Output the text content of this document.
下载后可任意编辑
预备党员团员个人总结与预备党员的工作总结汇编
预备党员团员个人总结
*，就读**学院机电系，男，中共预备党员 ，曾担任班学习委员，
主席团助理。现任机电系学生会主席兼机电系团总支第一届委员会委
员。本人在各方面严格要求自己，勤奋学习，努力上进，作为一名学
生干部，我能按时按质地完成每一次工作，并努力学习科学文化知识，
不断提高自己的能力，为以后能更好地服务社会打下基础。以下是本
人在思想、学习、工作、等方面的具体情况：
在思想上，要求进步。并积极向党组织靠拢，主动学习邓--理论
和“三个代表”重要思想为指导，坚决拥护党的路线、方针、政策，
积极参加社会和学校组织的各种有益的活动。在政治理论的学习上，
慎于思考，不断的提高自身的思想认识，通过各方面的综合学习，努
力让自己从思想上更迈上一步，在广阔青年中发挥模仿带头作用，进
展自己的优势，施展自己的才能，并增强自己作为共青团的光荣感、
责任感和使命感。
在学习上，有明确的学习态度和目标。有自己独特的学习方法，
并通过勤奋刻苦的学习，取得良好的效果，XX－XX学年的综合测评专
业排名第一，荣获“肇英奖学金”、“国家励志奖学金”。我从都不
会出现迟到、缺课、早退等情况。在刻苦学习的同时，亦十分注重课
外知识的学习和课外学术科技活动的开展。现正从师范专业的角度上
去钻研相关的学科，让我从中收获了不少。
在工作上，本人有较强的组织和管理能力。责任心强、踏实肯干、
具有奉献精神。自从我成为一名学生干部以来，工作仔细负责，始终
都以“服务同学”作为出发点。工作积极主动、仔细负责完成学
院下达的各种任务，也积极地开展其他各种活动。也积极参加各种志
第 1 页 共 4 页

__TASK REQUIREMENTS__: Write out every entry again, keeping each line exactly the same.

__EXERCISE RESULT__:
Output the text content of this document.
下载后可任意编辑
预备党员团员个人总结与预备党员的工作总结汇编
预备党员团员个人总结
*，就读**学院机电系，男，中共预备党员 ，曾担任班学习委员，
主席团助理。现任机电系学生会主席兼机电系团总支第一届委员会委
员。本人在各方面严格要求自己，勤奋学习，努力上进，作为一名学
生干部，我能按时按质地完成每一次工作，并努力学习科学文化知识，
不断提高自己的能力，为以后能更好地服务社会打下基础。以下是本
人在思想、学习、工作、等方面的具体情况：
在思想上，要求进步。并积极向党组织靠拢，主动学习邓--理论
和“三个代表”重要思想为指导，坚决拥护党的路线、方针、政策，
积极参加社会和学校组织的各种有益的活动。在政治理论的学习上，
慎于思考，不断的提高自身的思想认识，通过各方面的综合学习，努
力让自己从思想上更迈上一步，在广阔青年中发挥模仿带头作用，进
展自己的优势，施展自己的才能，并增强自己作为共青团的光荣感、
责任感和使命感。
在学习上，有明确的学习态度和目标。有自己独特的学习方法，
并通过勤奋刻苦的学习，取得良好的效果，XX－XX学年的综合测评专
业排名第一，荣获“肇英奖学金”、“国家励志奖学金”。我从都不
会出现迟到、缺课、早退等情况。在刻苦学习的同时，亦十分注重课
外知识的学习和课外学术科技活动的开展。现正从师范专业的角度上
去钻研相关的学科，让我从中收获了不少。
在工作上，本人有较强的组织和管理能力。责任心强、踏实肯干、
具有奉献精神。自从我成为一名学生干部以来，工作仔细负责，始终
都以“服务同学”作为出发点。工作积极主动、仔细负责完成学
院下达的各种任务，也积极地开展其他各种活动。也积极参加各种志
第 1 页 共 4 页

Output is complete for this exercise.